PROBLEM DETAILS :: Leave out every picture, then transcribe the rest of the listing exactly.

Structured figure records:
::::::::

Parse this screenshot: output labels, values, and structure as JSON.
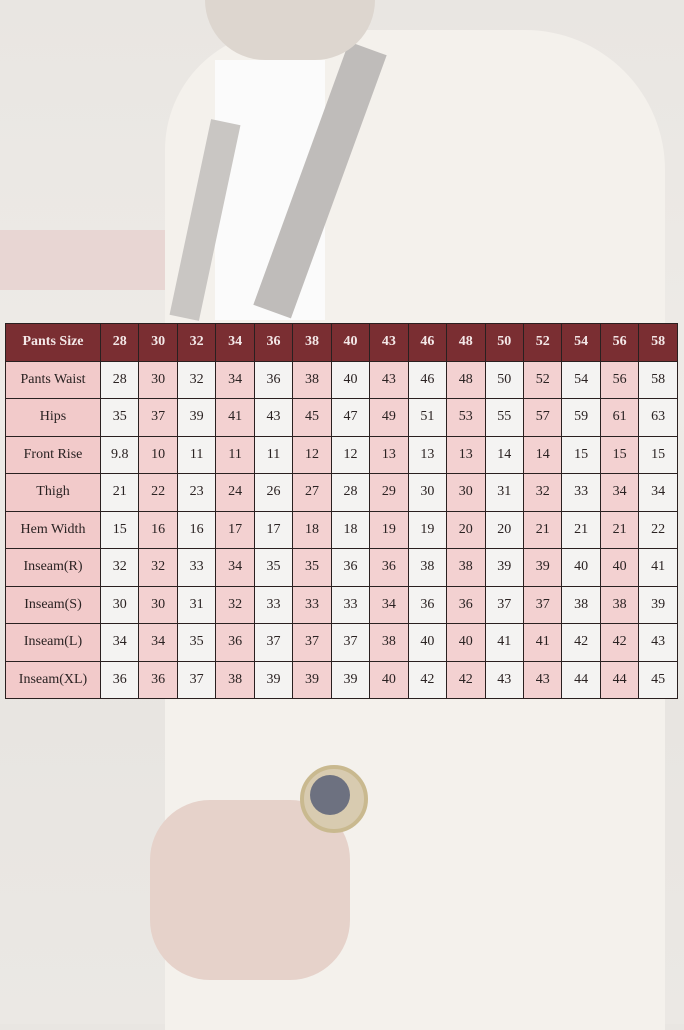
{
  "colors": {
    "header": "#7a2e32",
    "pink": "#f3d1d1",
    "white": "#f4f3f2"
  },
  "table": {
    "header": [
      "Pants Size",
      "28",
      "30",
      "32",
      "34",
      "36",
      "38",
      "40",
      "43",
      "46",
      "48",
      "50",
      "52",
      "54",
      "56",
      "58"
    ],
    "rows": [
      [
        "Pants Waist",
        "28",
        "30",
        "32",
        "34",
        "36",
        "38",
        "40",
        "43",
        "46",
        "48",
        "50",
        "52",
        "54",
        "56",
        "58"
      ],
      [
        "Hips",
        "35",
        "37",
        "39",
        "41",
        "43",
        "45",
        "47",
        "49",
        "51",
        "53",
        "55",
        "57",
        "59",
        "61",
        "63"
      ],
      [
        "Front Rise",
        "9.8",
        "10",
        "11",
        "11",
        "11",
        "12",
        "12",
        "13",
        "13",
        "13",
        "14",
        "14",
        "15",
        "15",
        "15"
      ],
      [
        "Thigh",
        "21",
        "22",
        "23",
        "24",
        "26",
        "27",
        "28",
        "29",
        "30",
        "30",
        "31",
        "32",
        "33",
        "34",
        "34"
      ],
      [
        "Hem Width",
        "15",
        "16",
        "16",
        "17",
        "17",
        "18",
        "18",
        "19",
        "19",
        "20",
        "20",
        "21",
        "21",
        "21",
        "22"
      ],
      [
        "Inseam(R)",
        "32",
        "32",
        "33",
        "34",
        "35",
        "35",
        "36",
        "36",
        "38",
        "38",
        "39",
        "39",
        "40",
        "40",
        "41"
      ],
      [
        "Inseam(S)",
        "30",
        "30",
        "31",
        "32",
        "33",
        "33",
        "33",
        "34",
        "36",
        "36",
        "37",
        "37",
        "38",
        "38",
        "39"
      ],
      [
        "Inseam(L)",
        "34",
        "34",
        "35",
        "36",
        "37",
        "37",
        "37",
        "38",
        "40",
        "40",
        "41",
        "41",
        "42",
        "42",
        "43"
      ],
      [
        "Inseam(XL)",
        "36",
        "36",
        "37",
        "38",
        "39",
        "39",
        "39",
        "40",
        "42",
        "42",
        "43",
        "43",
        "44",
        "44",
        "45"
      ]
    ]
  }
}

::::::::

WRITTEN RESPONSE ::
Parse this screenshot: output labels, values, and structure as JSON.
{
  "colors": {
    "header": "#7a2e32",
    "pink": "#f3d1d1",
    "white": "#f4f3f2"
  },
  "table": {
    "header": [
      "Pants Size",
      "28",
      "30",
      "32",
      "34",
      "36",
      "38",
      "40",
      "43",
      "46",
      "48",
      "50",
      "52",
      "54",
      "56",
      "58"
    ],
    "rows": [
      [
        "Pants Waist",
        "28",
        "30",
        "32",
        "34",
        "36",
        "38",
        "40",
        "43",
        "46",
        "48",
        "50",
        "52",
        "54",
        "56",
        "58"
      ],
      [
        "Hips",
        "35",
        "37",
        "39",
        "41",
        "43",
        "45",
        "47",
        "49",
        "51",
        "53",
        "55",
        "57",
        "59",
        "61",
        "63"
      ],
      [
        "Front Rise",
        "9.8",
        "10",
        "11",
        "11",
        "11",
        "12",
        "12",
        "13",
        "13",
        "13",
        "14",
        "14",
        "15",
        "15",
        "15"
      ],
      [
        "Thigh",
        "21",
        "22",
        "23",
        "24",
        "26",
        "27",
        "28",
        "29",
        "30",
        "30",
        "31",
        "32",
        "33",
        "34",
        "34"
      ],
      [
        "Hem Width",
        "15",
        "16",
        "16",
        "17",
        "17",
        "18",
        "18",
        "19",
        "19",
        "20",
        "20",
        "21",
        "21",
        "21",
        "22"
      ],
      [
        "Inseam(R)",
        "32",
        "32",
        "33",
        "34",
        "35",
        "35",
        "36",
        "36",
        "38",
        "38",
        "39",
        "39",
        "40",
        "40",
        "41"
      ],
      [
        "Inseam(S)",
        "30",
        "30",
        "31",
        "32",
        "33",
        "33",
        "33",
        "34",
        "36",
        "36",
        "37",
        "37",
        "38",
        "38",
        "39"
      ],
      [
        "Inseam(L)",
        "34",
        "34",
        "35",
        "36",
        "37",
        "37",
        "37",
        "38",
        "40",
        "40",
        "41",
        "41",
        "42",
        "42",
        "43"
      ],
      [
        "Inseam(XL)",
        "36",
        "36",
        "37",
        "38",
        "39",
        "39",
        "39",
        "40",
        "42",
        "42",
        "43",
        "43",
        "44",
        "44",
        "45"
      ]
    ]
  }
}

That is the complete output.